JOB:
In the entries, find all lines that hold the word "Group" and copy them.

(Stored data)
◆ ◆ ◆
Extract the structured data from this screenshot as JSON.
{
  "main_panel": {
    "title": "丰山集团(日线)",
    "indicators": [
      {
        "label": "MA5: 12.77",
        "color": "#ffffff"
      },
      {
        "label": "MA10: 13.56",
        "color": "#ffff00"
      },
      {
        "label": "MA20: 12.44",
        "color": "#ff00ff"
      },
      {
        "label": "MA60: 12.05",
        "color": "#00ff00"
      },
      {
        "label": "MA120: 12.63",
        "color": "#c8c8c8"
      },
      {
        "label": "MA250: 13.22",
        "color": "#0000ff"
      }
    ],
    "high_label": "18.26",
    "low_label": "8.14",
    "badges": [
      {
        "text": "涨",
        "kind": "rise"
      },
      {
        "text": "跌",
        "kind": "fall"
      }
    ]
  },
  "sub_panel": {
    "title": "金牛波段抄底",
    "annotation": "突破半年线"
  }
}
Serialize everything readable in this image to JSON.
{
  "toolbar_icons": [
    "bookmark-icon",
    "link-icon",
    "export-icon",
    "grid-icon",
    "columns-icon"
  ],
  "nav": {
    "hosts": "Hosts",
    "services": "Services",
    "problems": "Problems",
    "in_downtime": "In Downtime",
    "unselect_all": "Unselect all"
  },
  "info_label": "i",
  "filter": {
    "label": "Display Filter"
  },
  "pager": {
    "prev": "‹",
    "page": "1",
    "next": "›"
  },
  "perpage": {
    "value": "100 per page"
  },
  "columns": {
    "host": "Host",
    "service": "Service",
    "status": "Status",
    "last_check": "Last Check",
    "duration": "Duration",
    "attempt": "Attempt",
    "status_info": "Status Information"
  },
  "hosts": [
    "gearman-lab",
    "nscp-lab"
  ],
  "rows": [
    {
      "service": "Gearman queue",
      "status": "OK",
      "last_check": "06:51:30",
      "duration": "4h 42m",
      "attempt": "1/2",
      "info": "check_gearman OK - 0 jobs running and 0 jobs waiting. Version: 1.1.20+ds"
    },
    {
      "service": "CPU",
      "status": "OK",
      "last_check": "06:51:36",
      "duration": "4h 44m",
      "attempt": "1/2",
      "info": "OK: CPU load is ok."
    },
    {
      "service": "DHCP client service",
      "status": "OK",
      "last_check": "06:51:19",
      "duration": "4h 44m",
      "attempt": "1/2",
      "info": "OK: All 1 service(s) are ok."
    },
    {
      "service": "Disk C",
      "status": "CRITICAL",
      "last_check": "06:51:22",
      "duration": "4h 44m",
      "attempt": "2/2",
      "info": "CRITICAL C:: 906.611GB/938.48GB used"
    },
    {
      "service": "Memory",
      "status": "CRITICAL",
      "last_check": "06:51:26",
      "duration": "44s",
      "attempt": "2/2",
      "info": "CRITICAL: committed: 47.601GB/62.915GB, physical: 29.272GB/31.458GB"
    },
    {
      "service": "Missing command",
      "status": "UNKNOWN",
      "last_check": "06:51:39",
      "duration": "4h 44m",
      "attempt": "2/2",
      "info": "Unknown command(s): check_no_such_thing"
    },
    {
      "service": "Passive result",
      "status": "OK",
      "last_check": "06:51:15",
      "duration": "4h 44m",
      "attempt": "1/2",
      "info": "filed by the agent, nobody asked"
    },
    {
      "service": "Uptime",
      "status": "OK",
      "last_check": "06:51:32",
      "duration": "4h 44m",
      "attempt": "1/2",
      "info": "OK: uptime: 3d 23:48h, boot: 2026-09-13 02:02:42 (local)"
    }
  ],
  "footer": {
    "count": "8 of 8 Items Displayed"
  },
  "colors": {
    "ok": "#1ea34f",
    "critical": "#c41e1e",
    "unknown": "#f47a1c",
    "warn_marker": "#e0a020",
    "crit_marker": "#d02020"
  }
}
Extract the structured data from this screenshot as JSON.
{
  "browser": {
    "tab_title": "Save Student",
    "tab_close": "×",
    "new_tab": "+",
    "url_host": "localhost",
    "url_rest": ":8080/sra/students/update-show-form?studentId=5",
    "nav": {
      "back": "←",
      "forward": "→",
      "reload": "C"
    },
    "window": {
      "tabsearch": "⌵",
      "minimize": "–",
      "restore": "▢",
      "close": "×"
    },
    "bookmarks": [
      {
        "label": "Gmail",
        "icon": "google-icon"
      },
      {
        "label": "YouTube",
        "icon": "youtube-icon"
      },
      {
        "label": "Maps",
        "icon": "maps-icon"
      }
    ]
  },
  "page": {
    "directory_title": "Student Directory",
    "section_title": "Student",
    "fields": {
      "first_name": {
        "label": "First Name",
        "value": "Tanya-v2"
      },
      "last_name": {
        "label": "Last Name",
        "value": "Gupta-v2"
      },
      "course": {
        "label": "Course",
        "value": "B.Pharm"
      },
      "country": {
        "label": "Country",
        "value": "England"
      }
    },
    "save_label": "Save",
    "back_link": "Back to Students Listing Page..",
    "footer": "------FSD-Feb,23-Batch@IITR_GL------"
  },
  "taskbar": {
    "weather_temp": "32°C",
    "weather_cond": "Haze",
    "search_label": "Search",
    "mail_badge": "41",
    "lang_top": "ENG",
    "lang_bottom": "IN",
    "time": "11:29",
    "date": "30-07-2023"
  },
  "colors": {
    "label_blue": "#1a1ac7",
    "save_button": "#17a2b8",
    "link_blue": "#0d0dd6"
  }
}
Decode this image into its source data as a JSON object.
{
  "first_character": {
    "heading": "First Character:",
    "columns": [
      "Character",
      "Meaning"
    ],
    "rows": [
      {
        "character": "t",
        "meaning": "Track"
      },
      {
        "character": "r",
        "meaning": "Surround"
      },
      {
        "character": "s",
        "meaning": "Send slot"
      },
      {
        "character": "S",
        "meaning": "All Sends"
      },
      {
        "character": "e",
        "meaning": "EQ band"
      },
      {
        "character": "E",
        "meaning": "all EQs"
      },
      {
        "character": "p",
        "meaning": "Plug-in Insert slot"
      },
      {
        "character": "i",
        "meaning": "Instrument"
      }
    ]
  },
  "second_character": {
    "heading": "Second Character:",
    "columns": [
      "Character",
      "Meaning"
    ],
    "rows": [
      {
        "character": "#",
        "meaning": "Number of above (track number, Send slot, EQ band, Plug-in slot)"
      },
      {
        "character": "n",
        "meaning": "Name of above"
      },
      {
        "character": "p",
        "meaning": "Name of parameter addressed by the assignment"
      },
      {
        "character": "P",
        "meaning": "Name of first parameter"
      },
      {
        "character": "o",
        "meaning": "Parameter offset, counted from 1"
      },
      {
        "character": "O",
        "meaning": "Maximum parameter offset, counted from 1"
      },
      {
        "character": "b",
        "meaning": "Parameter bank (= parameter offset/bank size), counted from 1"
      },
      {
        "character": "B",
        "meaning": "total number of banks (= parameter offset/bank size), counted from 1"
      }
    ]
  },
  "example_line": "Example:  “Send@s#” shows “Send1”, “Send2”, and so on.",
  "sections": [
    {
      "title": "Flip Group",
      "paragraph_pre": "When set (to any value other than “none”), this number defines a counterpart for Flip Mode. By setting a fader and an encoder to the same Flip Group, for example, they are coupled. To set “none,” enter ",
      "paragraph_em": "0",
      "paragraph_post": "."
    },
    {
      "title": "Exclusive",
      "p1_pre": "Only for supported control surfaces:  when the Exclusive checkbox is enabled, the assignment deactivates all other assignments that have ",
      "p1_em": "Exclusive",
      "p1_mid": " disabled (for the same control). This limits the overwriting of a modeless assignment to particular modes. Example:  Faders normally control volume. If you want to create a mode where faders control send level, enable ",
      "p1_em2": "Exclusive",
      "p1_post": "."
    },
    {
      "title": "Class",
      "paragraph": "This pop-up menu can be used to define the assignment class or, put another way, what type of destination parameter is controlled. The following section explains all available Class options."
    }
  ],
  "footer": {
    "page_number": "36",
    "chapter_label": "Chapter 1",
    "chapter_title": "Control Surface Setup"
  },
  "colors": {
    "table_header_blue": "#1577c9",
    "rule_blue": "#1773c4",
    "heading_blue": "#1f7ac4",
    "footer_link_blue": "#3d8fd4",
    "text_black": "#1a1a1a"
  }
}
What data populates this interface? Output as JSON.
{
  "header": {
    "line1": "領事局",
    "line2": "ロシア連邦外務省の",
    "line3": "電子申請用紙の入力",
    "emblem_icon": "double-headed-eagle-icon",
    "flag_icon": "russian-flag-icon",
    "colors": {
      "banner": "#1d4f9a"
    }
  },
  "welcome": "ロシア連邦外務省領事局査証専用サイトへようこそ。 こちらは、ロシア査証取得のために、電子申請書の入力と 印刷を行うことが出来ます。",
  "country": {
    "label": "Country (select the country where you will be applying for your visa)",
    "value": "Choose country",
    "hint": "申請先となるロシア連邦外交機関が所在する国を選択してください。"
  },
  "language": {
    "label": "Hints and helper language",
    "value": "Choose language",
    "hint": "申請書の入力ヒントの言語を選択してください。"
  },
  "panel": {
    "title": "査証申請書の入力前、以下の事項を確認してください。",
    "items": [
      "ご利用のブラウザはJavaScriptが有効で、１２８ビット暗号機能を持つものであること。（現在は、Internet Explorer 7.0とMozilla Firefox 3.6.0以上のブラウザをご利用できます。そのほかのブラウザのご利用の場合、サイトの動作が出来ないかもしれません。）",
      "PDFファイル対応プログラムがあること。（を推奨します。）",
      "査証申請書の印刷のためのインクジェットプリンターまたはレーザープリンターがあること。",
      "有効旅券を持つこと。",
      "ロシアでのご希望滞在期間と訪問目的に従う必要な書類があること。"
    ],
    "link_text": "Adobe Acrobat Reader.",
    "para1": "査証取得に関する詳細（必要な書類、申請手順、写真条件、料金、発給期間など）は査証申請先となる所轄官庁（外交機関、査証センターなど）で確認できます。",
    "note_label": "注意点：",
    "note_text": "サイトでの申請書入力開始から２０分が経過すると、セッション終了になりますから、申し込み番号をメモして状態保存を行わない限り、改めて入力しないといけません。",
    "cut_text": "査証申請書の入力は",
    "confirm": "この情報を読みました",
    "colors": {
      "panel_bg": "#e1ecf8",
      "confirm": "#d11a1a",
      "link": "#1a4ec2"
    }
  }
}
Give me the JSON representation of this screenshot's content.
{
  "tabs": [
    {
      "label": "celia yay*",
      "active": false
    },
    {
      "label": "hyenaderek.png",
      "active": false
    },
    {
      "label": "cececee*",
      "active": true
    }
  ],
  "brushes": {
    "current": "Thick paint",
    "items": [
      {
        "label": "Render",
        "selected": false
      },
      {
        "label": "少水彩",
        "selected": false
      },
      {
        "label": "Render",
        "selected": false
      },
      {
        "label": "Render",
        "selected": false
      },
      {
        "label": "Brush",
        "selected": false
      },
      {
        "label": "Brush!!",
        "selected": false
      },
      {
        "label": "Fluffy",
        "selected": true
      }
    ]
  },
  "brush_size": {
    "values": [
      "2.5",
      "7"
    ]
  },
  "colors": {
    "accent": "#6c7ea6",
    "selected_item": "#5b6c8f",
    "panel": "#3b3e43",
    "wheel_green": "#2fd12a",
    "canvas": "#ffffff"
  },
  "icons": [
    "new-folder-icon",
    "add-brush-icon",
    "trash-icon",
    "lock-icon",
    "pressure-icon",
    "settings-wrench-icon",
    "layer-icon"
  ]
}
◆ ◆ ◆
CORRECT ANSWER:
      "title": "Flip Group",
      "paragraph_pre": "When set (to any value other than “none”), this number defines a counterpart for Flip Mode. By setting a fader and an encoder to the same Flip Group, for example, they are coupled. To set “none,” enter ",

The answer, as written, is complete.